| Questions |
1. In the passage on truth and post-factual politics, what title did Foucault give his 1969 review of Deleuze's Différence et répétition?
2. Continue the passage on truth and post-factual politics, picking up right after its final sentence.

| Source text |
=== Begin Enclosure ===

These discursive lenses on truth production are important for understanding post-factual politics because they simultaneously unveil the other, and more fundamental, part of the lesson we can learn from Semmelweis’s story: namely, that truth, while being negotiated, has been sometimes at odds with the governing elite, which has used subversion to stage the need to change and to revise the established path-dependencies. Critical policy inquiry needs to develop more subtle tools of analysis to understand this subversive play of truth. By addressing the negotiation, argumentation and presentation of truth, by turning scholarly attention to its socio-cultural interdependence, critical approaches have rendered the modern focus on rational and sound knowledge exposed to socio-political challenges. That governing elites might not always see the whole truth, by downplaying local or culturally and socially diverse knowledge, has been an important impetus for establishing the focus on this interdependence. Its background goes back to the emergence of the postmodern critique,9 as well as the critique of viewing facts aside from values, that have in manifold ways been addressed by social science since the 1960s. The postmodern critique of knowledge production sees the distinction between fact and value as a positivist illusion of neutral knowledge that needs to be fought. The narration of truth has been in the hands of sovereigns from dominant cultural and social backgrounds, which systematically downplayed the storytelling of those who do not have a voice in the debate. To hear these other stories has subsequently developed into a substantial political claim, having its origins in the 1960s, which highlighted in both academic and political discussions that Western societies cannot win the war on poverty and discrimination, that they cannot successfully fight for minority rights, unless the governing elites are persuaded to accept that there are truths to be told that so far have been silenced. ‘The famous thread has been torn away, the one we thought would be so solid; Ariadne was abandoned earlier than has been presumed, and the whole history of Western thought is to be rewritten’10 (Foucault 1969a).
In 1969, Michel Foucault, three years after the publication of The Order of Things, wrote in the French weekly Nouvel Observateur a review of Gilles Deleuze’s book Différence et répétition, with the provocative title ‘Ariadne Hanged Herself’ (Foucault 1969a). Making waves in the philosophical community as an unorthodox way to destroy some of the fundamental philosophical works, Deleuze’s book called for rewriting the classical philosophical understanding of subject, meaning and history. Fascinated by Deleuze’s proposition, Foucault portrays this call through the famous myth of Ariadne, helping Theseus with a red woollen thread to find his way out of the Labyrinth, so that he can succeed in killing the Minotaur. In the myth, Ariadne helps him out of love, and waits for him. However, Foucault subverts the story: Ariadne is simply tired, bored and does not want to wait any longer for anything to happen. She hangs herself on the thread, thereby hijacking the previously common and well-known paths of what we have lived and what we have been living for. The thread is broken, Ariadne hangs herself, and Theseus will not find his way out: ‘history of Western thought is to be rewritten’ (ibid.) – that is the message of Deleuze’s proposition that Foucault wants to transcend in our understanding of the knowledge hierarchy of modernity.

=== End Enclosure ===

| Data shown |
=== Begin Enclosure ===

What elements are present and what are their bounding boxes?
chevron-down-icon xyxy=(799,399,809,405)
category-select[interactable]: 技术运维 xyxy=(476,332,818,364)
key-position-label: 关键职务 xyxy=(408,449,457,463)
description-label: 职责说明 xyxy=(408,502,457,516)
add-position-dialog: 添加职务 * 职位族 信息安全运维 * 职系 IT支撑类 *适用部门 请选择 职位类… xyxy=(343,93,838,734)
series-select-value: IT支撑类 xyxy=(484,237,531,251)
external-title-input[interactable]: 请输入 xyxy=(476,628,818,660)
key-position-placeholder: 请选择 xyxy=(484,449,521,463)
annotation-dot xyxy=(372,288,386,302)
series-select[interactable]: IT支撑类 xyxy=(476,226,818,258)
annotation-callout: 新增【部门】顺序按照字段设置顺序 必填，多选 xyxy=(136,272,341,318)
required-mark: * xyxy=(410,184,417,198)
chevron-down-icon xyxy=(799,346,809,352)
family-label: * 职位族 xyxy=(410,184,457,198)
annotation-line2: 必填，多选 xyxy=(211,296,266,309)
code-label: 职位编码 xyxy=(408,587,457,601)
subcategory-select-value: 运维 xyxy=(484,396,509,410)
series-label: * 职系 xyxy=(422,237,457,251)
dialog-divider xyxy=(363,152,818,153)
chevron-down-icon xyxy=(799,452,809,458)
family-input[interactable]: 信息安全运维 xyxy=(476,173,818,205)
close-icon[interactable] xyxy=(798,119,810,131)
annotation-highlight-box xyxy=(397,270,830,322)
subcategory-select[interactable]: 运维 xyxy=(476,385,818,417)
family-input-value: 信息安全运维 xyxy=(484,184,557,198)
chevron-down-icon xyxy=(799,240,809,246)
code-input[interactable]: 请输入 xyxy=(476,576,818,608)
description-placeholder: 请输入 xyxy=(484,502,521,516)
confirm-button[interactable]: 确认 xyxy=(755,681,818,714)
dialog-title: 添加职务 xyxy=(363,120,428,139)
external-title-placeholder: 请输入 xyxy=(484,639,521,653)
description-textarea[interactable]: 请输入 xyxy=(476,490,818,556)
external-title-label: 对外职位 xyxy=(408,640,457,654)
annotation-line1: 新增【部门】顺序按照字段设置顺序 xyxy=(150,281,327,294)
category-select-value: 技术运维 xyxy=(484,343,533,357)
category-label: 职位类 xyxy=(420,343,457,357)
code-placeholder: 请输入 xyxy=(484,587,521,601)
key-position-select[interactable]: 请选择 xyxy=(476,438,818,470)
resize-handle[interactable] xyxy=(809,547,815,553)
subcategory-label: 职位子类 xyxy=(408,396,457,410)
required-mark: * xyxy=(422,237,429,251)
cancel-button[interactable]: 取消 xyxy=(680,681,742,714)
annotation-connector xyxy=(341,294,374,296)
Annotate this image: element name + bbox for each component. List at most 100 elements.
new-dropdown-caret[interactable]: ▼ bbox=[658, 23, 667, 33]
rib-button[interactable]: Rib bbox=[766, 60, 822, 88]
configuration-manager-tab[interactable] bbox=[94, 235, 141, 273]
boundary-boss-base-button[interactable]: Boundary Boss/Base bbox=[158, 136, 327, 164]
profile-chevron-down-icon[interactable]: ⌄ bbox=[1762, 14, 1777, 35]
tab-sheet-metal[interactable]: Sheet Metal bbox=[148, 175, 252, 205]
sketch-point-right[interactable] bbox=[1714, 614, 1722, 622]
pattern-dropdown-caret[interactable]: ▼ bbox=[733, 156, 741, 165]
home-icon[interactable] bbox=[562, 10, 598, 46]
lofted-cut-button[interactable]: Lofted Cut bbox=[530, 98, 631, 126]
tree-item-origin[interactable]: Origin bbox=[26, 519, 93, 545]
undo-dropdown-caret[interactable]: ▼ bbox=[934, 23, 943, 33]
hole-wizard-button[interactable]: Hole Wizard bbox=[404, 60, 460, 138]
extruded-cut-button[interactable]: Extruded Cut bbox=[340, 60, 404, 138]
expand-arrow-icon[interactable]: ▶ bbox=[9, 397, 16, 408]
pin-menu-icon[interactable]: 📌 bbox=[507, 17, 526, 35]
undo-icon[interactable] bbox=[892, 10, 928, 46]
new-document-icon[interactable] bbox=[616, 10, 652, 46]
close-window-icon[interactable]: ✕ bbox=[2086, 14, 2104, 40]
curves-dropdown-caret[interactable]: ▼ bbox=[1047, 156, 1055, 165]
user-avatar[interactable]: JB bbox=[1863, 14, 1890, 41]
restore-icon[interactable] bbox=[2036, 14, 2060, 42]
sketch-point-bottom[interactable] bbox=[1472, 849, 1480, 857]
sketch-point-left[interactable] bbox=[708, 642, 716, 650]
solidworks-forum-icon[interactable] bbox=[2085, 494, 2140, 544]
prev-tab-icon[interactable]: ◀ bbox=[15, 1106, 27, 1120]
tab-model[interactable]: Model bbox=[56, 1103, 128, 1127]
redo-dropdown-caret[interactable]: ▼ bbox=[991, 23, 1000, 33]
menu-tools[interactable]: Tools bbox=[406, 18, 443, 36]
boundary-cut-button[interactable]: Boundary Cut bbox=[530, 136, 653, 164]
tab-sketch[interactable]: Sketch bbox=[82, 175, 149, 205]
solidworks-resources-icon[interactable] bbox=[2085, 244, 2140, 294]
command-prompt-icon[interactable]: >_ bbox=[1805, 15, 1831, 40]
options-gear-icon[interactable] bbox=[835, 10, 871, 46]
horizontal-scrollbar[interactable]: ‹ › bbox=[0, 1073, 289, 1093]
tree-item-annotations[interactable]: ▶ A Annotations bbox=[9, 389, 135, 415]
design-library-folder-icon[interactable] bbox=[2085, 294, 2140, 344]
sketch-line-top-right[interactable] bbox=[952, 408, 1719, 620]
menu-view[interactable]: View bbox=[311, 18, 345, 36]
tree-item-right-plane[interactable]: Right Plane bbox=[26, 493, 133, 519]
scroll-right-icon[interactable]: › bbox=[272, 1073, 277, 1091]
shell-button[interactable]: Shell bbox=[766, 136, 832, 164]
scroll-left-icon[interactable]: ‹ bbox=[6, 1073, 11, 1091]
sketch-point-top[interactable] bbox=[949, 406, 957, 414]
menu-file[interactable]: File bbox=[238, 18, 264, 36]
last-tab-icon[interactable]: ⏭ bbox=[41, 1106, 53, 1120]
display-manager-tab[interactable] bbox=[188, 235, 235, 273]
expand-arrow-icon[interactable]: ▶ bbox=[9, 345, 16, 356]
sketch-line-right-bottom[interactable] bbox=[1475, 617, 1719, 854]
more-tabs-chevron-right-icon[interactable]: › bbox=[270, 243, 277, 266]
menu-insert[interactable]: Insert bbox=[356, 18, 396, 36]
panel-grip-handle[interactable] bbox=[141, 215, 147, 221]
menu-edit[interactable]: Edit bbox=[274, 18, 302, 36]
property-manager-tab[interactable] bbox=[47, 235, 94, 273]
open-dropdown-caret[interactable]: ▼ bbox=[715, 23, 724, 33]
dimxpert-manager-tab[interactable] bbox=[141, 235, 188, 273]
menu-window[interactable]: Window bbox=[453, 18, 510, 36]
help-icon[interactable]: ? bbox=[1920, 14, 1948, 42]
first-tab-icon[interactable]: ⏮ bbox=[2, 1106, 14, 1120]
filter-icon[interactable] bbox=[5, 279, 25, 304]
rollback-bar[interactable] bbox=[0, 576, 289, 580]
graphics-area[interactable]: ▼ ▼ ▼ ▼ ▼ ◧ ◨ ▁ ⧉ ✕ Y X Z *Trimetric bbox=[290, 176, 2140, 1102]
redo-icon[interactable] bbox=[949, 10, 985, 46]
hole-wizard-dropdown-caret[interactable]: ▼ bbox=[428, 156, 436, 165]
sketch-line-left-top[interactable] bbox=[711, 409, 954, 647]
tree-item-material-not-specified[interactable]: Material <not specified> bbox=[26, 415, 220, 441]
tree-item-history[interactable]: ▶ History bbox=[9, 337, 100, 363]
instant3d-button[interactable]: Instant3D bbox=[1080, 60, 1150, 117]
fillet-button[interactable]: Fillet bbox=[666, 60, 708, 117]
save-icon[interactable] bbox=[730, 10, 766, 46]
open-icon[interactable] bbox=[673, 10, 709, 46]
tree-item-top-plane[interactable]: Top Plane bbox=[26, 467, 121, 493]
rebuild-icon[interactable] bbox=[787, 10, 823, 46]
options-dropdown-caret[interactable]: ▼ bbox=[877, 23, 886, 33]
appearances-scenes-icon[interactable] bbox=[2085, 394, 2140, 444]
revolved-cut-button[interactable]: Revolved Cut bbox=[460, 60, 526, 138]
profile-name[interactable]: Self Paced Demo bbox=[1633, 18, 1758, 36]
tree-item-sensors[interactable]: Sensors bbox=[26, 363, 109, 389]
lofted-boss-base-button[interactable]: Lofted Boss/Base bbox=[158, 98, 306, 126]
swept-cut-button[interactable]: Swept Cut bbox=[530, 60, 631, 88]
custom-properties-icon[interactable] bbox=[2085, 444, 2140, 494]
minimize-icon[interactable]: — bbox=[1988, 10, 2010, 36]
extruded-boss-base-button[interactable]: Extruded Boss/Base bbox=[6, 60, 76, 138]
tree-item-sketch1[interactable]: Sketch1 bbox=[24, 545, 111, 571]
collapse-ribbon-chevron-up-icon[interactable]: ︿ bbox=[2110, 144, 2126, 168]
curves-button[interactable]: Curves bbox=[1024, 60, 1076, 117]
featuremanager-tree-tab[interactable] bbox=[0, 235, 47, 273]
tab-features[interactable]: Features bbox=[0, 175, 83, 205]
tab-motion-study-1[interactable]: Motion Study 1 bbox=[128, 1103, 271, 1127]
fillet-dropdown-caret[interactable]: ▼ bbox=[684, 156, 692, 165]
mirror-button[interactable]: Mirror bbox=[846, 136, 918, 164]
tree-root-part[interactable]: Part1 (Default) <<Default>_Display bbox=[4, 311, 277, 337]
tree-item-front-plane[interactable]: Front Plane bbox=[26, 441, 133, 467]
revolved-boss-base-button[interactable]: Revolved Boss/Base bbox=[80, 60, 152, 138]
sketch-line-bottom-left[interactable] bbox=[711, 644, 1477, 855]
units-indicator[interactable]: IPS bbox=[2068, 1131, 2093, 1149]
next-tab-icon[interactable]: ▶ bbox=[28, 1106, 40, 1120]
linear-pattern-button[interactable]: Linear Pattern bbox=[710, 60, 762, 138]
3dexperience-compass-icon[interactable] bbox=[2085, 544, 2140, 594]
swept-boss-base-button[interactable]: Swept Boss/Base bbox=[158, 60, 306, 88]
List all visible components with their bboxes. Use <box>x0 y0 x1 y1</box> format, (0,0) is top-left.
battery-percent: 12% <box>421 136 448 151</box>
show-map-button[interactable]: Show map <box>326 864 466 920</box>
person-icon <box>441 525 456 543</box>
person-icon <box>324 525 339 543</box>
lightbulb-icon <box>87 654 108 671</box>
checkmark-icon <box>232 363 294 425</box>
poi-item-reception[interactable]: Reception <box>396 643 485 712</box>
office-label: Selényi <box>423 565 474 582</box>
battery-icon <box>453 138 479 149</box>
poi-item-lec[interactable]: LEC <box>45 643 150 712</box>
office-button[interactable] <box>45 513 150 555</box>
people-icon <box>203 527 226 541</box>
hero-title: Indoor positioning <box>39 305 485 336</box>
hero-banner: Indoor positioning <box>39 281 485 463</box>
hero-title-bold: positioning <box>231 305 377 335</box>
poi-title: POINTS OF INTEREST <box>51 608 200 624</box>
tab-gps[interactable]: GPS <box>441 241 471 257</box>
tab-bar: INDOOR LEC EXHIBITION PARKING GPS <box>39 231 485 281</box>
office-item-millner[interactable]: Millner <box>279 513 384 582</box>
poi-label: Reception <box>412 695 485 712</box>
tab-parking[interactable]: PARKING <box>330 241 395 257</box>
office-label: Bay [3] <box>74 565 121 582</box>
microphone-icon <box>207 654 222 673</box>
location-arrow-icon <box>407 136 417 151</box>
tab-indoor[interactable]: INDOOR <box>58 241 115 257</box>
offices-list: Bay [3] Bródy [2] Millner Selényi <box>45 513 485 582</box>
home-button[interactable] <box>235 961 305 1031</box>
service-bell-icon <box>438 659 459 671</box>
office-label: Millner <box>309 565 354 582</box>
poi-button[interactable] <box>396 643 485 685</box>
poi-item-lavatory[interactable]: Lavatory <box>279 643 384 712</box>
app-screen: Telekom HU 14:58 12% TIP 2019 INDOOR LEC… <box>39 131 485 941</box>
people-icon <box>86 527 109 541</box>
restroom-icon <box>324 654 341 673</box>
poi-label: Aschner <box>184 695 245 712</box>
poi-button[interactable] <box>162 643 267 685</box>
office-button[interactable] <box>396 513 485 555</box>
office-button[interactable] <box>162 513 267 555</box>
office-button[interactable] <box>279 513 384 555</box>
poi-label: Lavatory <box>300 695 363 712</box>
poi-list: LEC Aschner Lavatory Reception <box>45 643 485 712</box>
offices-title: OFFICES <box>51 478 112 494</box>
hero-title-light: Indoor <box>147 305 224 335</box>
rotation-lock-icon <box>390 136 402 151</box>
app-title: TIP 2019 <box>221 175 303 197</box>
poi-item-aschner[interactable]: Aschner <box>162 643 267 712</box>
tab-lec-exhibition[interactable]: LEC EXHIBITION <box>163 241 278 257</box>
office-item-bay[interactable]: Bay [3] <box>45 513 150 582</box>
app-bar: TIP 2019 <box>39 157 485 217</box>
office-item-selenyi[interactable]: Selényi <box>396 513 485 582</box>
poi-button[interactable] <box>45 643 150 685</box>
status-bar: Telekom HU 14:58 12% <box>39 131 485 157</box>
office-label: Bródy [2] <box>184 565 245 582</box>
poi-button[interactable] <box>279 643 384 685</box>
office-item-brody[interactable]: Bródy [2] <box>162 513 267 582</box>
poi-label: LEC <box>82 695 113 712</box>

=== End Enclosure ===

| Task-by-task answers |
1. 'Ariadne Hanged Herself'

2.
With the subverted story of Ariadne, Foucault wants us to understand that our identities have never been as solid as we might have thought. There has been a narration to make them solid and legitimate because this offered clear cultural and social borderlines. These borderlines come under attack through critical inquiry because these identities no longer appear as ‘natural’, but rather as socially, politically and culturally interdependent. Moreover, meanings and representations have always been dispersed. Western societies have been hiding this dispersion behind the curtain of a ‘non-contradiction’. As Foucault argues, the contradiction has appeared right before our eyes: in the streets, in politics and in academic knowledge. The curtain of solid identities and straightforward narrations is ripped off:
The veil is torn: this veil is the image that thought had formed of itself and which allowed it to exist. It was believed, it was said: thought seemed to be good (proof: common sense, which gave it the right and duty to be used); thought seemed to be one (proof, common sense); it dispelled error, piling up grain by grain the harvest of true propositions (the beautiful pyramid, finally, of knowledge …). (Foucault, ibid.)11
Foucault’s fascination with Deleuze’s proposal to go inside the production of thought and reveal how knowledge is made can be explained by his own approach. With his proposal to analyse historical events and power relations through discourses, Foucault challenged the positivist methods to show that history is made, and that we need to ask and analyse who makes it, and how (Foucault 1969b, 1976a). This is not the place to argue for the Foucauldian method, as many others have already done extensively elsewhere.12 The Foucauldian perspective toward the narration of events is an important reference to understand the larger background of postmodern critique establishing philosophical grounds for the discursive interdependence of truth and the subsequent need for new ways of analysing knowledge in social sciences. Other theoretical approaches have followed his proposal to re-narrate the Western world, which focus on the uncertainty and the slippery character of knowledge, as does for example Jacques Derrida, in his focus on the differences among the established significations (Derrida 1967) and the subsequent proposition to deconstruct these differences; or as does Jean-François Lyotard, in outlining the postmodern condition of the world surrounding us, thereby making legitimate multiple understanding of this world (Lyotard 1979), which is also partly reflected later in Zygmunt Bauman’s notion of ‘liquid modernity’ (Bauman 2013).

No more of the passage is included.